## TO-DO LIST:
1. In the Dodd-Frank passage, who is leading the Senate effort to use reconciliation against the law?
2. Turn the paragraph of the Dodd-Frank passage that begins "To start the process" into a short list of steps, keeping its main facts.
3. Continue the Dodd-Frank passage, picking up after its final sentence.

## EXCERPTED PASSAGE:
The lawmakers are targeting the “orderly liquidation fund,” which is designed to bankroll the Federal Deposit Insurance Corporation as it liquidates a failing institution. Slashing that fund would crimp the FDIC’s ability to carry out its Dodd-Frank powers.
“One way to make sure you can’t use the orderly liquidation authority is by not having funding in place for it,” Kevin Petrasic, the head of the global financial institutions practice at White & Case LLP, told Bloomberg BNA in an interview.
Using “budget reconciliation,” Republicans could attack parts of the sweeping law that involve federal spending. Also in the crosshairs are the Consumer Financial Protection Bureau and Office of Financial Research.
Sen. Pat Toomey (R-Pa.) is spearheading the effort, and Republican staff members are combing through the law to find other sections that could be eligible for changes through reconciliation. Republicans will have a 52-seat majority in 2017, but incoming Senate Minority Leader Chuck Schumer (D-N.Y.) has vowed to protect Dodd-Frank from GOP repeal efforts.
Senate rules, however, require only a simple majority under the reconciliation process, which permits faster congressional action on tax and spending matters. Traditional legislation requires surmounting a 60-vote threshold to invoke cloture and block a potential filibuster.
To start the process, the House and Senate have to agree on a budget resolution that directs specific committees to change existing law. Once the committees create and approve the changes, they would have to pass the full Senate and House.
Budget resolutions don’t require a presidential signature to become law, but the reconciliation bills do. Under Senate rules, reconciliation can’t be used to make policy that doesn’t involve taxes, spending or the debt limit.
Because reconciliation is limited to fiscal matters, Republicans must frame those changes in those terms, and the orderly liquidation fund qualifies.
A downside to that change, Petrasic added, would be that the FDIC potentially faces severe restrictions if it has to handle multiple institutional failures at once. Resolving one failing institution, he said, could avert other failures that are intertwined with it.

## PROVIDED MATERIAL:
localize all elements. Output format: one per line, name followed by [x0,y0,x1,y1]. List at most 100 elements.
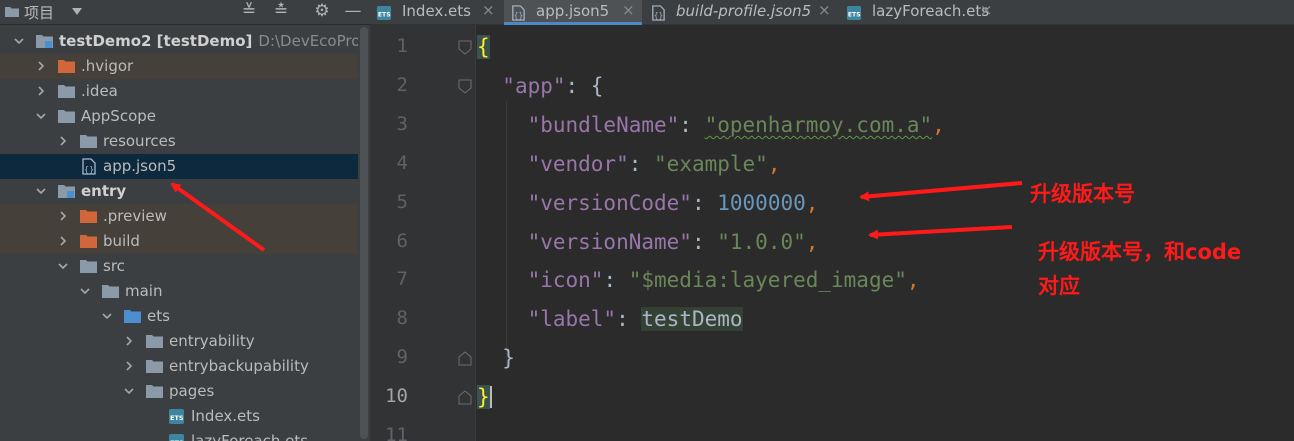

## FINAL RESULTS:
1. Sen. Pat Toomey (R-Pa.)

2.
- The House and Senate agree on a budget resolution directing specific committees to change existing law.
- The committees create and approve the changes.
- The changes pass the full Senate and House.

3.
Bringing the CFPB under the appropriations process is another potential reconciliation tactic, a Republican aide told Bloomberg BNA, given the agency’s roughly $600 million annual budget.
Yet another GOP target is the Office of Financial Research, set up under the Treasury Department to monitor risks in the financial system. Republicans are dissatisfied with how OFR data has been used in the “systemically important financial institution” designation process of large nonbanks.
The Dodd-Frank changes aren’t likely to get off the ground until late spring, a Republican aide told Bloomberg BNA. Congress will tackle reconciliation for fiscal year 2017 first, which is likely to include changes to the Affordable Care Act.
Dodd-Frank modifications would be incorporated into a fiscal year 2018 effort afterward. Given the surprise outcome of the presidential election, aides say they hadn’t been searching through Dodd-Frank for potential reconciliation changes until recently.
Incoming Senate Banking Committee Chairman Mike Crapo (R-Idaho) told Bloomberg BNA he wouldn’t rule out using reconciliation but wants to work with Democrats on Dodd-Frank changes.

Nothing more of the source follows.